### Problem statement
Will you extract the entries word for word? Images should not appear in the copy.

### Material for this exercise
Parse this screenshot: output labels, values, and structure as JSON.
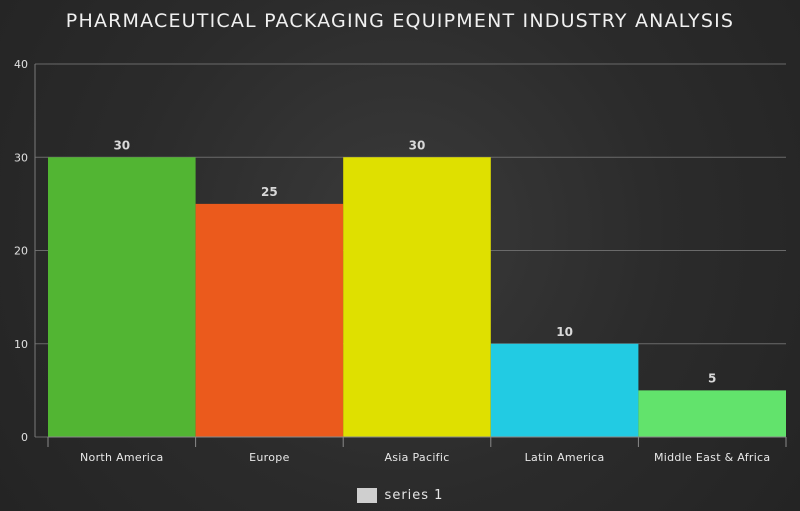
{
  "chart_data": {
    "type": "bar",
    "title": "PHARMACEUTICAL PACKAGING EQUIPMENT INDUSTRY ANALYSIS",
    "categories": [
      "North America",
      "Europe",
      "Asia Pacific",
      "Latin America",
      "Middle East & Africa"
    ],
    "series": [
      {
        "name": "series 1",
        "values": [
          30,
          25,
          30,
          10,
          5
        ]
      }
    ],
    "bar_colors": [
      "#52b533",
      "#eb5a1c",
      "#dfe000",
      "#22cbe3",
      "#62e36c"
    ],
    "ylim": [
      0,
      40
    ],
    "yticks": [
      0,
      10,
      20,
      30,
      40
    ],
    "grid": true,
    "legend_position": "bottom"
  },
  "legend": {
    "swatch_color": "#cfcfcf"
  }
}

### Solution
Parse this screenshot: output labels, values, and structure as JSON.
{
  "chart_data": {
    "type": "bar",
    "title": "PHARMACEUTICAL PACKAGING EQUIPMENT INDUSTRY ANALYSIS",
    "categories": [
      "North America",
      "Europe",
      "Asia Pacific",
      "Latin America",
      "Middle East & Africa"
    ],
    "series": [
      {
        "name": "series 1",
        "values": [
          30,
          25,
          30,
          10,
          5
        ]
      }
    ],
    "bar_colors": [
      "#52b533",
      "#eb5a1c",
      "#dfe000",
      "#22cbe3",
      "#62e36c"
    ],
    "ylim": [
      0,
      40
    ],
    "yticks": [
      0,
      10,
      20,
      30,
      40
    ],
    "grid": true,
    "legend_position": "bottom"
  },
  "legend": {
    "swatch_color": "#cfcfcf"
  }
}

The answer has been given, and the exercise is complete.